:: Work instructions ::
Omit all pictures, then retype the data exactly as given.

(Collected data entries)
--- BEGIN ---

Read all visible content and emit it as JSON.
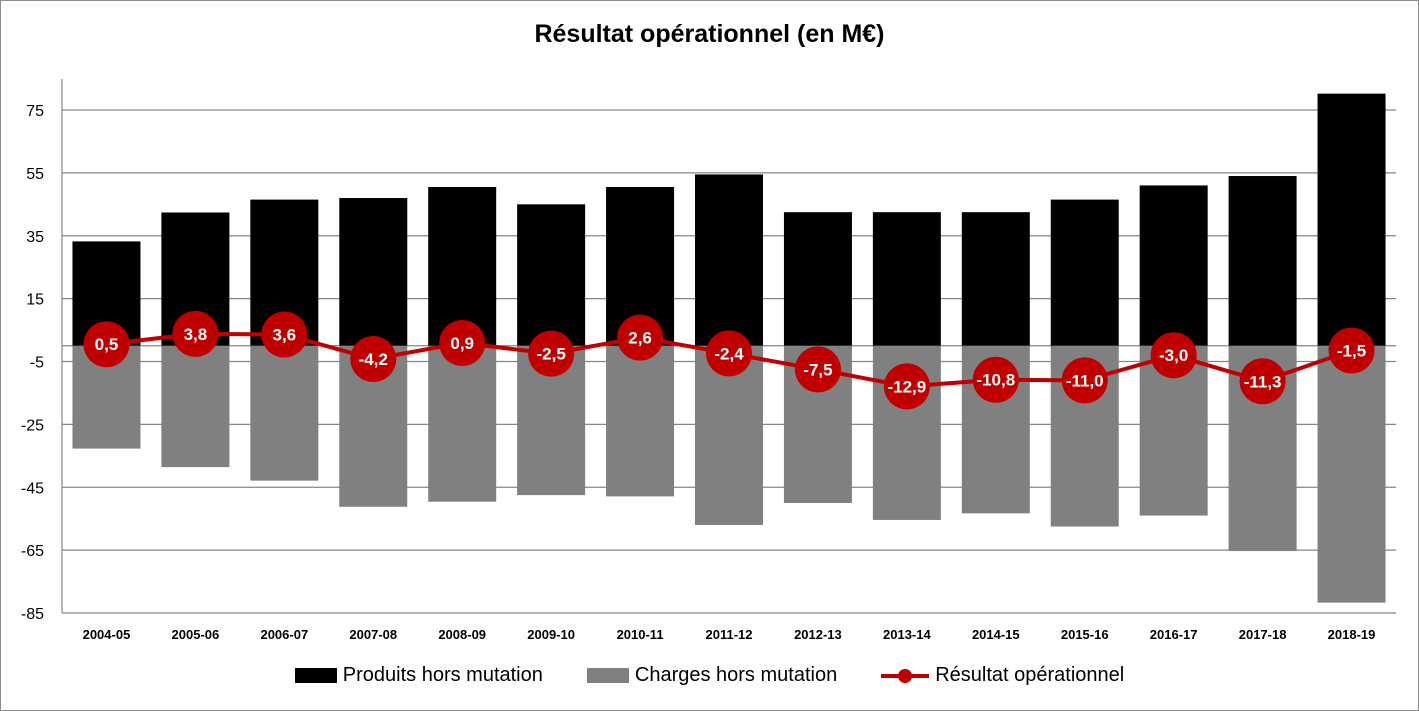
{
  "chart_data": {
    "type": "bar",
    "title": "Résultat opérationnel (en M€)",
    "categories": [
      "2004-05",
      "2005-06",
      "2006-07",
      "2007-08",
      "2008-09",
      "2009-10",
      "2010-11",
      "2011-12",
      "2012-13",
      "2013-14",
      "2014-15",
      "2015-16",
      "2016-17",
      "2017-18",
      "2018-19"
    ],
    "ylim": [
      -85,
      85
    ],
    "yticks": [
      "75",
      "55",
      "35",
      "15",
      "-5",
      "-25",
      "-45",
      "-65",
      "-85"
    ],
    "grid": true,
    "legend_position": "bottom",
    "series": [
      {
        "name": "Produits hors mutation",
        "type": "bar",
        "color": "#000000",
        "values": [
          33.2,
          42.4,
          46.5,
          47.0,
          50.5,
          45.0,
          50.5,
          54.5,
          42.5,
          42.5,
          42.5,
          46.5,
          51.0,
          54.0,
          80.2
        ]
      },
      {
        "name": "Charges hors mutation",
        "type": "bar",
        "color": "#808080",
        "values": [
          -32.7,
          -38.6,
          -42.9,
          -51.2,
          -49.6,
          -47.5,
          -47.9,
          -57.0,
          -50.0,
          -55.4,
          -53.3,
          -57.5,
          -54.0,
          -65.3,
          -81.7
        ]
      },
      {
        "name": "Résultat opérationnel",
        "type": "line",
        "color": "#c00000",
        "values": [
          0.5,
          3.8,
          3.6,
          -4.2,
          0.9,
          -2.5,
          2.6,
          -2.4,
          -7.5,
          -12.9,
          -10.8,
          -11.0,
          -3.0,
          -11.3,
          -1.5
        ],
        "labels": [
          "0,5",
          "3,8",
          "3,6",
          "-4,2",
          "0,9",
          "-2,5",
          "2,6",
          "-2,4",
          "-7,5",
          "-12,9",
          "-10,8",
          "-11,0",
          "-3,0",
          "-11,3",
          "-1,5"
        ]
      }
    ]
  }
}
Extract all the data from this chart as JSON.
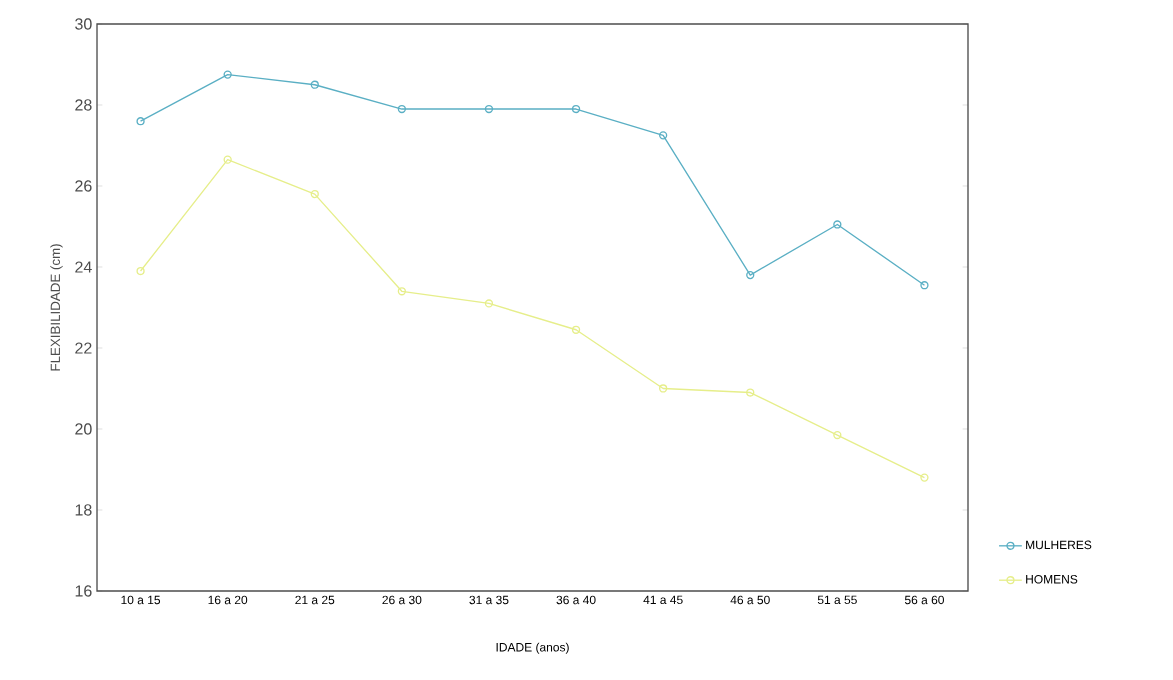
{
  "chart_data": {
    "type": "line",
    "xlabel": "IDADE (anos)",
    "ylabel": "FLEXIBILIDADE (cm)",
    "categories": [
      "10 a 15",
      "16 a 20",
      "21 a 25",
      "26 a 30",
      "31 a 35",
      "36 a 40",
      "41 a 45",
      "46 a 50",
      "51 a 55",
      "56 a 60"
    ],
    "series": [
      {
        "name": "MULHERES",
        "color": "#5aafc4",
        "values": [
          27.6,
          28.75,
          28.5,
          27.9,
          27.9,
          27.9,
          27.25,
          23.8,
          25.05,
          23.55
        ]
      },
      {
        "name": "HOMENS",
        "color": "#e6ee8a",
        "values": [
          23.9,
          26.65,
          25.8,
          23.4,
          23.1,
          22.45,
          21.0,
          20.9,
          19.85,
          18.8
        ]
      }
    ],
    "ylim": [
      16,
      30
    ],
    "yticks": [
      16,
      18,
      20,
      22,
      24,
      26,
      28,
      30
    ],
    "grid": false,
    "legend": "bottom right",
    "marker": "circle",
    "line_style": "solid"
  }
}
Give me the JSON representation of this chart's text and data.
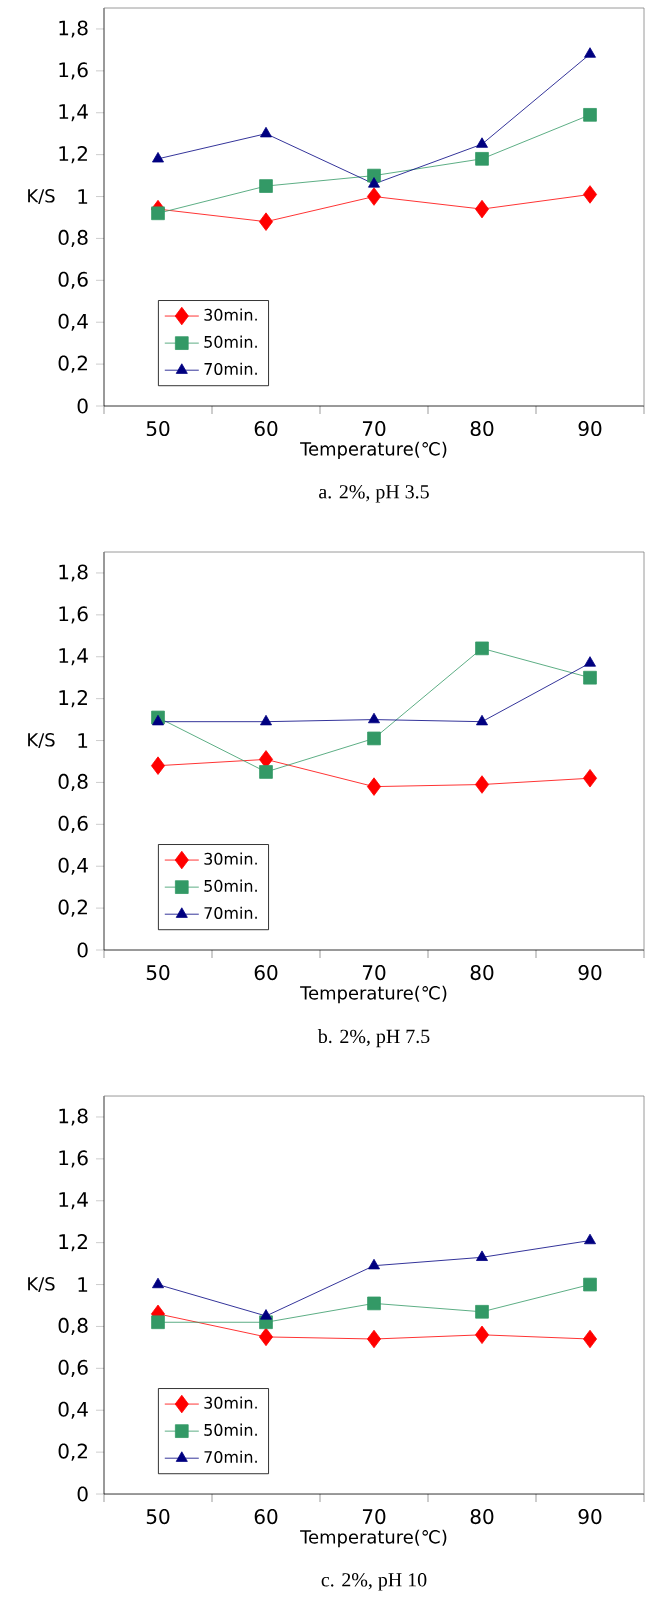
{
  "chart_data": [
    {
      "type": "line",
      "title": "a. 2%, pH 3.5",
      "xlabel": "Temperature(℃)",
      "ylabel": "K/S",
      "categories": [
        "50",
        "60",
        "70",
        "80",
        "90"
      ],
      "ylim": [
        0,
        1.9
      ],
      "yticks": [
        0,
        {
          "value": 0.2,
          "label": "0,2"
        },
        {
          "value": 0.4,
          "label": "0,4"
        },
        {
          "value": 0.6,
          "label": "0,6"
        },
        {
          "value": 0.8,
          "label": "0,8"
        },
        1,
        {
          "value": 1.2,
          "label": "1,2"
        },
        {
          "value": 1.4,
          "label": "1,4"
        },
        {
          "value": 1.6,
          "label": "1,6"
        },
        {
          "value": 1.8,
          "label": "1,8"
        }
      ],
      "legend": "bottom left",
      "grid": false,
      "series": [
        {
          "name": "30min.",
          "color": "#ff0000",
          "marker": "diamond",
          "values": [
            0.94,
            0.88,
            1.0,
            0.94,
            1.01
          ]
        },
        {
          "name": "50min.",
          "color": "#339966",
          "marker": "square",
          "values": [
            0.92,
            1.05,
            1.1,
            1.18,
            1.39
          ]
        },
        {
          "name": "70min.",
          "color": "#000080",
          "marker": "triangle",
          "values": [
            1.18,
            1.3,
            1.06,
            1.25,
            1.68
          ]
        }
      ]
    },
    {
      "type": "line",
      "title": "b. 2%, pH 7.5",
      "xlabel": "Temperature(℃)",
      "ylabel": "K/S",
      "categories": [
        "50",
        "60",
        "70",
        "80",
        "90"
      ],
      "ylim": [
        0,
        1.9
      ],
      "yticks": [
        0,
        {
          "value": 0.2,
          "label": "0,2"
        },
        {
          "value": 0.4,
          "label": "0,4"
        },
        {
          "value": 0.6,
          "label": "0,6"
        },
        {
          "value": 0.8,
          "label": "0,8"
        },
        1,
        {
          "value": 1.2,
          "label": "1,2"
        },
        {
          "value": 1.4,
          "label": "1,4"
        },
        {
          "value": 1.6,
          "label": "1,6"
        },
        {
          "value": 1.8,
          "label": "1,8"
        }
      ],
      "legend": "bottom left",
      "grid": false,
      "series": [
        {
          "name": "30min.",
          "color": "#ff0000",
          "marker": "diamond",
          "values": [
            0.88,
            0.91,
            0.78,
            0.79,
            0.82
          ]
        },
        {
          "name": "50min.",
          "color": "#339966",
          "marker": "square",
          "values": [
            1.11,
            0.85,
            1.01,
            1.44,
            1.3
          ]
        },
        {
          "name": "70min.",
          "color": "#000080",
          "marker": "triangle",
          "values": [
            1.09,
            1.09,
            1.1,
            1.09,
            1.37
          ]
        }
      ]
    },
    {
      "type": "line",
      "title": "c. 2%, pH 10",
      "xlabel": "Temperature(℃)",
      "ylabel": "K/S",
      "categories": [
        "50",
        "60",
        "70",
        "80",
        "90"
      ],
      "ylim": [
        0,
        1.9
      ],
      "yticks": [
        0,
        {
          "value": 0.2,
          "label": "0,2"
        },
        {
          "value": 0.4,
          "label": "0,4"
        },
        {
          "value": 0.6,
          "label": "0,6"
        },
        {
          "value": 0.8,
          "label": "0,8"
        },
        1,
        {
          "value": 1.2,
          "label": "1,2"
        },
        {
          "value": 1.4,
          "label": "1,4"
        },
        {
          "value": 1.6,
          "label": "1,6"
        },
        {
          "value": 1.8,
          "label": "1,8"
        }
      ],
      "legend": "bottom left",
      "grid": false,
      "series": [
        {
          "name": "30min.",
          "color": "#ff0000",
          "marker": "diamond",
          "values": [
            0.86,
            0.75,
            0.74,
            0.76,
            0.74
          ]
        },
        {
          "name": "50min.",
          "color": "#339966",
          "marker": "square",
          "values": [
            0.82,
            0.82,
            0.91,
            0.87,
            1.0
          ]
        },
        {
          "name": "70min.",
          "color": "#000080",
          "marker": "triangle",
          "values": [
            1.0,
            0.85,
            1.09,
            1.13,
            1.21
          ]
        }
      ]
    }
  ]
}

--- END ---

:: The reply ::
Read all visible content and emit it as JSON.
{
  "chart_data": {
    "type": "bar",
    "title": "Résultat opérationnel (en M€)",
    "categories": [
      "2004-05",
      "2005-06",
      "2006-07",
      "2007-08",
      "2008-09",
      "2009-10",
      "2010-11",
      "2011-12",
      "2012-13",
      "2013-14",
      "2014-15",
      "2015-16",
      "2016-17",
      "2017-18",
      "2018-19"
    ],
    "ylim": [
      -85,
      85
    ],
    "yticks": [
      "75",
      "55",
      "35",
      "15",
      "-5",
      "-25",
      "-45",
      "-65",
      "-85"
    ],
    "grid": true,
    "legend_position": "bottom",
    "series": [
      {
        "name": "Produits hors mutation",
        "type": "bar",
        "color": "#000000",
        "values": [
          33.2,
          42.4,
          46.5,
          47.0,
          50.5,
          45.0,
          50.5,
          54.5,
          42.5,
          42.5,
          42.5,
          46.5,
          51.0,
          54.0,
          80.2
        ]
      },
      {
        "name": "Charges hors mutation",
        "type": "bar",
        "color": "#808080",
        "values": [
          -32.7,
          -38.6,
          -42.9,
          -51.2,
          -49.6,
          -47.5,
          -47.9,
          -57.0,
          -50.0,
          -55.4,
          -53.3,
          -57.5,
          -54.0,
          -65.3,
          -81.7
        ]
      },
      {
        "name": "Résultat opérationnel",
        "type": "line",
        "color": "#c00000",
        "values": [
          0.5,
          3.8,
          3.6,
          -4.2,
          0.9,
          -2.5,
          2.6,
          -2.4,
          -7.5,
          -12.9,
          -10.8,
          -11.0,
          -3.0,
          -11.3,
          -1.5
        ],
        "labels": [
          "0,5",
          "3,8",
          "3,6",
          "-4,2",
          "0,9",
          "-2,5",
          "2,6",
          "-2,4",
          "-7,5",
          "-12,9",
          "-10,8",
          "-11,0",
          "-3,0",
          "-11,3",
          "-1,5"
        ]
      }
    ]
  }
}
Extract all the data from this chart as JSON.
{
  "chart_data": {
    "type": "line",
    "xlabel": "IDADE (anos)",
    "ylabel": "FLEXIBILIDADE (cm)",
    "categories": [
      "10 a 15",
      "16 a 20",
      "21 a 25",
      "26 a 30",
      "31 a 35",
      "36 a 40",
      "41 a 45",
      "46 a 50",
      "51 a 55",
      "56 a 60"
    ],
    "series": [
      {
        "name": "MULHERES",
        "color": "#5aafc4",
        "values": [
          27.6,
          28.75,
          28.5,
          27.9,
          27.9,
          27.9,
          27.25,
          23.8,
          25.05,
          23.55
        ]
      },
      {
        "name": "HOMENS",
        "color": "#e6ee8a",
        "values": [
          23.9,
          26.65,
          25.8,
          23.4,
          23.1,
          22.45,
          21.0,
          20.9,
          19.85,
          18.8
        ]
      }
    ],
    "ylim": [
      16,
      30
    ],
    "yticks": [
      16,
      18,
      20,
      22,
      24,
      26,
      28,
      30
    ],
    "grid": false,
    "legend": "bottom right",
    "marker": "circle",
    "line_style": "solid"
  }
}
Give me the JSON representation of this chart's text and data.
{
  "chart_data": [
    {
      "type": "line",
      "title": "a. 2%, pH 3.5",
      "xlabel": "Temperature(℃)",
      "ylabel": "K/S",
      "categories": [
        "50",
        "60",
        "70",
        "80",
        "90"
      ],
      "ylim": [
        0,
        1.9
      ],
      "yticks": [
        0,
        {
          "value": 0.2,
          "label": "0,2"
        },
        {
          "value": 0.4,
          "label": "0,4"
        },
        {
          "value": 0.6,
          "label": "0,6"
        },
        {
          "value": 0.8,
          "label": "0,8"
        },
        1,
        {
          "value": 1.2,
          "label": "1,2"
        },
        {
          "value": 1.4,
          "label": "1,4"
        },
        {
          "value": 1.6,
          "label": "1,6"
        },
        {
          "value": 1.8,
          "label": "1,8"
        }
      ],
      "legend": "bottom left",
      "grid": false,
      "series": [
        {
          "name": "30min.",
          "color": "#ff0000",
          "marker": "diamond",
          "values": [
            0.94,
            0.88,
            1.0,
            0.94,
            1.01
          ]
        },
        {
          "name": "50min.",
          "color": "#339966",
          "marker": "square",
          "values": [
            0.92,
            1.05,
            1.1,
            1.18,
            1.39
          ]
        },
        {
          "name": "70min.",
          "color": "#000080",
          "marker": "triangle",
          "values": [
            1.18,
            1.3,
            1.06,
            1.25,
            1.68
          ]
        }
      ]
    },
    {
      "type": "line",
      "title": "b. 2%, pH 7.5",
      "xlabel": "Temperature(℃)",
      "ylabel": "K/S",
      "categories": [
        "50",
        "60",
        "70",
        "80",
        "90"
      ],
      "ylim": [
        0,
        1.9
      ],
      "yticks": [
        0,
        {
          "value": 0.2,
          "label": "0,2"
        },
        {
          "value": 0.4,
          "label": "0,4"
        },
        {
          "value": 0.6,
          "label": "0,6"
        },
        {
          "value": 0.8,
          "label": "0,8"
        },
        1,
        {
          "value": 1.2,
          "label": "1,2"
        },
        {
          "value": 1.4,
          "label": "1,4"
        },
        {
          "value": 1.6,
          "label": "1,6"
        },
        {
          "value": 1.8,
          "label": "1,8"
        }
      ],
      "legend": "bottom left",
      "grid": false,
      "series": [
        {
          "name": "30min.",
          "color": "#ff0000",
          "marker": "diamond",
          "values": [
            0.88,
            0.91,
            0.78,
            0.79,
            0.82
          ]
        },
        {
          "name": "50min.",
          "color": "#339966",
          "marker": "square",
          "values": [
            1.11,
            0.85,
            1.01,
            1.44,
            1.3
          ]
        },
        {
          "name": "70min.",
          "color": "#000080",
          "marker": "triangle",
          "values": [
            1.09,
            1.09,
            1.1,
            1.09,
            1.37
          ]
        }
      ]
    },
    {
      "type": "line",
      "title": "c. 2%, pH 10",
      "xlabel": "Temperature(℃)",
      "ylabel": "K/S",
      "categories": [
        "50",
        "60",
        "70",
        "80",
        "90"
      ],
      "ylim": [
        0,
        1.9
      ],
      "yticks": [
        0,
        {
          "value": 0.2,
          "label": "0,2"
        },
        {
          "value": 0.4,
          "label": "0,4"
        },
        {
          "value": 0.6,
          "label": "0,6"
        },
        {
          "value": 0.8,
          "label": "0,8"
        },
        1,
        {
          "value": 1.2,
          "label": "1,2"
        },
        {
          "value": 1.4,
          "label": "1,4"
        },
        {
          "value": 1.6,
          "label": "1,6"
        },
        {
          "value": 1.8,
          "label": "1,8"
        }
      ],
      "legend": "bottom left",
      "grid": false,
      "series": [
        {
          "name": "30min.",
          "color": "#ff0000",
          "marker": "diamond",
          "values": [
            0.86,
            0.75,
            0.74,
            0.76,
            0.74
          ]
        },
        {
          "name": "50min.",
          "color": "#339966",
          "marker": "square",
          "values": [
            0.82,
            0.82,
            0.91,
            0.87,
            1.0
          ]
        },
        {
          "name": "70min.",
          "color": "#000080",
          "marker": "triangle",
          "values": [
            1.0,
            0.85,
            1.09,
            1.13,
            1.21
          ]
        }
      ]
    }
  ]
}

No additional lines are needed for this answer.